◆ Stated exercise
Spot each line in the records below where the word "актов" occurs, then copy it.

◆ Supplied data
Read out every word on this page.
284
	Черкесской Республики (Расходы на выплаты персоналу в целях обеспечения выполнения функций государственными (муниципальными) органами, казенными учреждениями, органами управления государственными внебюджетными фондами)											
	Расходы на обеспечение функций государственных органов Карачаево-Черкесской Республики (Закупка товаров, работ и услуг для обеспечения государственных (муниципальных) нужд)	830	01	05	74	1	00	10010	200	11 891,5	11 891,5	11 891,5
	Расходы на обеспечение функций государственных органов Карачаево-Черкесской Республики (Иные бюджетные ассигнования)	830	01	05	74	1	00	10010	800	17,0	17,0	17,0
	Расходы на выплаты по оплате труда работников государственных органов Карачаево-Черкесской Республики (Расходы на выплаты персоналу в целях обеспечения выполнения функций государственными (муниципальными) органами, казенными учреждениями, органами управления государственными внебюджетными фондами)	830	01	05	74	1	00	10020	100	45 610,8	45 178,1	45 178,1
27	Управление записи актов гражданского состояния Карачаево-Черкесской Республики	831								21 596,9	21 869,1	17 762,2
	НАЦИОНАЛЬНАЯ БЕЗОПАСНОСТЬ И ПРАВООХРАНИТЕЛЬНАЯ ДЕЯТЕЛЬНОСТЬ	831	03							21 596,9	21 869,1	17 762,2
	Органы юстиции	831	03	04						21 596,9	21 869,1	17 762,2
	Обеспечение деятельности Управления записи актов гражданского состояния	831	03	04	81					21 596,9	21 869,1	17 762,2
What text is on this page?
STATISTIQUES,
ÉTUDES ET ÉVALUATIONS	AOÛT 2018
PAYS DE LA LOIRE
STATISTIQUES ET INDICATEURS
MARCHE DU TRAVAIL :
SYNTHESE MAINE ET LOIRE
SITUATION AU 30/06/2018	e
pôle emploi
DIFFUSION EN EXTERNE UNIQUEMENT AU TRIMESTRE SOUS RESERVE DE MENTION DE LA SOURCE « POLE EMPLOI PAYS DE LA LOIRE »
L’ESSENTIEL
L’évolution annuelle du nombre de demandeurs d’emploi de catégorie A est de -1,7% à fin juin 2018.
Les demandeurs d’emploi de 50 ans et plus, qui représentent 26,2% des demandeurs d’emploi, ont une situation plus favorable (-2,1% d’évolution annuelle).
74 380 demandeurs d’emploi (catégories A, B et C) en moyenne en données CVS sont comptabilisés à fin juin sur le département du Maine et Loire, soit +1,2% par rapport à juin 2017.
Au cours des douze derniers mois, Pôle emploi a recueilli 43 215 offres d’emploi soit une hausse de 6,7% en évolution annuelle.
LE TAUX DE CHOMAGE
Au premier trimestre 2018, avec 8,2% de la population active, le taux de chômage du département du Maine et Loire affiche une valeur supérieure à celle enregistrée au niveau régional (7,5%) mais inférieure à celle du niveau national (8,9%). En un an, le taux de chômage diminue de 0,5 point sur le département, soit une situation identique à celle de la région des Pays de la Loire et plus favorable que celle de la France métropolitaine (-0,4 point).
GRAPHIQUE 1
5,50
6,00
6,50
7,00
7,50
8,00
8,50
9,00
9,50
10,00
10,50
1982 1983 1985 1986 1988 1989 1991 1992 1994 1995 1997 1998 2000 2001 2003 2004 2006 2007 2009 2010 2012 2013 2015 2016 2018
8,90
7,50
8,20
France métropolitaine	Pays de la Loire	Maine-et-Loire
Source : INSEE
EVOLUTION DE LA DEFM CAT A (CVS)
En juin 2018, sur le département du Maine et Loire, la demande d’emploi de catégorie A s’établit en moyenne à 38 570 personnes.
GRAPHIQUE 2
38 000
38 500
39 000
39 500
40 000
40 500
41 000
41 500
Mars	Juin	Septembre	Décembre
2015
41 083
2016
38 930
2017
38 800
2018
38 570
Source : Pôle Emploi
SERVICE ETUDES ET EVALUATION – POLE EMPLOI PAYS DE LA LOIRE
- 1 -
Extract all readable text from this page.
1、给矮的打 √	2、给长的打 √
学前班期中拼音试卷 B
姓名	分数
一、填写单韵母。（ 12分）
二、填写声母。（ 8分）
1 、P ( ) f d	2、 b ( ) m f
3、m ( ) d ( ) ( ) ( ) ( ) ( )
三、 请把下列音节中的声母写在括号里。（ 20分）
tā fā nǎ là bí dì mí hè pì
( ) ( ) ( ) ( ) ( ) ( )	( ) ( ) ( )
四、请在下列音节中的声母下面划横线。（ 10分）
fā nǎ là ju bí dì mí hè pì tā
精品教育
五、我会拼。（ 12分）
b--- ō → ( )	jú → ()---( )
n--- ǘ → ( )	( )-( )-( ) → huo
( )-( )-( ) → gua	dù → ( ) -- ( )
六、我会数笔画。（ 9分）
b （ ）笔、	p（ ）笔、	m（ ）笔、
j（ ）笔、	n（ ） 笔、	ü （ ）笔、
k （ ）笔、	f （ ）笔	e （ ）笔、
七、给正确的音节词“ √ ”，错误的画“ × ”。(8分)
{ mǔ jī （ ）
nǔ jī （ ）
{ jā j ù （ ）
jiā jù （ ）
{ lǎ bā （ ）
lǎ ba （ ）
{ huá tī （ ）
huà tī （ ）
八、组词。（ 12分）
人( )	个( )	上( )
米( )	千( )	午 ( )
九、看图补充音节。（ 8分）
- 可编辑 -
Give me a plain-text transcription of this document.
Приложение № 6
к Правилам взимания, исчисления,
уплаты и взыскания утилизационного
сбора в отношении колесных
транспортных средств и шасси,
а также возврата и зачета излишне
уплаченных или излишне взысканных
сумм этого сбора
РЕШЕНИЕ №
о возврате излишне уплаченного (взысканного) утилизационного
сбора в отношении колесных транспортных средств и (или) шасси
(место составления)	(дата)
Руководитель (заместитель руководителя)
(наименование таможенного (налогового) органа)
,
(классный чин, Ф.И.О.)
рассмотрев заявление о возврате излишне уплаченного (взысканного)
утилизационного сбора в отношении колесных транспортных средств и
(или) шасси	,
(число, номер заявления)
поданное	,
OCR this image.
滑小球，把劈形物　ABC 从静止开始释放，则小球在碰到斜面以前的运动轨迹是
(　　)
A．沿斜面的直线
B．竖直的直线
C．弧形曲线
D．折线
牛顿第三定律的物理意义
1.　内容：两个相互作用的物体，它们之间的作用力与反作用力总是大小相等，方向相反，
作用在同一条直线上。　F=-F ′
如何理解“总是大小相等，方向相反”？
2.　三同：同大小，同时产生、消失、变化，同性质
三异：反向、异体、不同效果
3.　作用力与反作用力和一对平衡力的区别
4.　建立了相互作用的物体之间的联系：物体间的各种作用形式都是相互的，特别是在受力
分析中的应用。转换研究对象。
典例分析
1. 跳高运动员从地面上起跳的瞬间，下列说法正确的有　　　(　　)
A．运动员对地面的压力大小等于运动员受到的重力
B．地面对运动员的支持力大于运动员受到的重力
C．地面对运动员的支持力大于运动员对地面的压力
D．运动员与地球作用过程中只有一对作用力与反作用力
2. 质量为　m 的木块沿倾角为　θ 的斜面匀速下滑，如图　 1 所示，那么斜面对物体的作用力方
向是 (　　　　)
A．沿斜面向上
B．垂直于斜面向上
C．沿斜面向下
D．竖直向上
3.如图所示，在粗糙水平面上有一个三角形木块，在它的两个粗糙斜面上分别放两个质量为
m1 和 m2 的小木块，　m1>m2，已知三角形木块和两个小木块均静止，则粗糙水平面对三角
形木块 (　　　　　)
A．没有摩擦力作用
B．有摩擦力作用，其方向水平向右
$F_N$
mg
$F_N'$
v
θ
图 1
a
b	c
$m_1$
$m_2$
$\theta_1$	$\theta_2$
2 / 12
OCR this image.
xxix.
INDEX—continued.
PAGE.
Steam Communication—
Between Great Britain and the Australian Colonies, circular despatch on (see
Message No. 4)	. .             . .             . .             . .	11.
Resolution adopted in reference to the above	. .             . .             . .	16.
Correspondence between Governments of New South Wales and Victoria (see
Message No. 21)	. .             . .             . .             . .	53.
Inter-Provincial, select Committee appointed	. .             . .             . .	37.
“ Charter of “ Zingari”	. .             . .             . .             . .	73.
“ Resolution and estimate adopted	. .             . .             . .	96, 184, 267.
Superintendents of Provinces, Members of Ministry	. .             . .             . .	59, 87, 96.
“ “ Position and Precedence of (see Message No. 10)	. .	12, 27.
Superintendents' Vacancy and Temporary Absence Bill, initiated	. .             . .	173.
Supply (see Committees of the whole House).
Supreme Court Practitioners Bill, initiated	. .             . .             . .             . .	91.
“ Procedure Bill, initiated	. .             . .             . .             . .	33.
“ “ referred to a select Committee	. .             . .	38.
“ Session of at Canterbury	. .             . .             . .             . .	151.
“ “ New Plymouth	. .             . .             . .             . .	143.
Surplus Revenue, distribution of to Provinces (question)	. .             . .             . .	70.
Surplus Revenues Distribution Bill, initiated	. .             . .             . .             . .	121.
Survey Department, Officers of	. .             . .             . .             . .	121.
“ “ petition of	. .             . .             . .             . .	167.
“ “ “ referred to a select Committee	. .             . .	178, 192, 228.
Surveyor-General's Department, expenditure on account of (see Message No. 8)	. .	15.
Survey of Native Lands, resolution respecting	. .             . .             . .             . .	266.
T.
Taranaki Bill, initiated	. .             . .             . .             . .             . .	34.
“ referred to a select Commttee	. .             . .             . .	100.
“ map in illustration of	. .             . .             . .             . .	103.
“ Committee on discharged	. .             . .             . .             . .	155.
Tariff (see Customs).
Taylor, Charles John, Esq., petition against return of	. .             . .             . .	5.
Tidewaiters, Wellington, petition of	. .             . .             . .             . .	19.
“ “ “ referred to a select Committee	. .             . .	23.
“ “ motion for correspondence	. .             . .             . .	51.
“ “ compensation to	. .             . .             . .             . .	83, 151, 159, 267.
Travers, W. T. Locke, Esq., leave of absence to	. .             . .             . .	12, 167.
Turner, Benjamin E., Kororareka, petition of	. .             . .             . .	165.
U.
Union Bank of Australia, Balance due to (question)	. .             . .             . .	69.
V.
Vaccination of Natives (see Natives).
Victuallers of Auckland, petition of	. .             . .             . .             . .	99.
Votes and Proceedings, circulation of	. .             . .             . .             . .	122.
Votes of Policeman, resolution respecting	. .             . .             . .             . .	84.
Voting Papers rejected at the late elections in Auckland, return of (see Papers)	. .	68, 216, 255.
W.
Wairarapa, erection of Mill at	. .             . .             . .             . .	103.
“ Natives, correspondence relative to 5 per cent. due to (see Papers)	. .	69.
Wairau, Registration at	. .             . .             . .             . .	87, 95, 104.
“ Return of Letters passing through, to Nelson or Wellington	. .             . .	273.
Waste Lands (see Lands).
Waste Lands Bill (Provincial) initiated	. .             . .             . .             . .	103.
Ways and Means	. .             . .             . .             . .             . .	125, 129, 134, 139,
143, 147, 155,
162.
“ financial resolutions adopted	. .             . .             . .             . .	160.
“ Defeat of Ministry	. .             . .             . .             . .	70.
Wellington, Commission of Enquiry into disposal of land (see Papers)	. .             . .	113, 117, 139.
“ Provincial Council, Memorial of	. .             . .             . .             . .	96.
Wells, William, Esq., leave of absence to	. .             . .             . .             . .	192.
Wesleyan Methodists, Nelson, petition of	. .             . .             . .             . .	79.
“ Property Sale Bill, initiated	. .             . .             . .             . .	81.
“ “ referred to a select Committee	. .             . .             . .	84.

◆ Task answer
27	Управление записи актов гражданского состояния Карачаево-Черкесской Республики	831								21 596,9	21 869,1	17 762,2
	Обеспечение деятельности Управления записи актов гражданского состояния	831	03	04	81					21 596,9	21 869,1	17 762,2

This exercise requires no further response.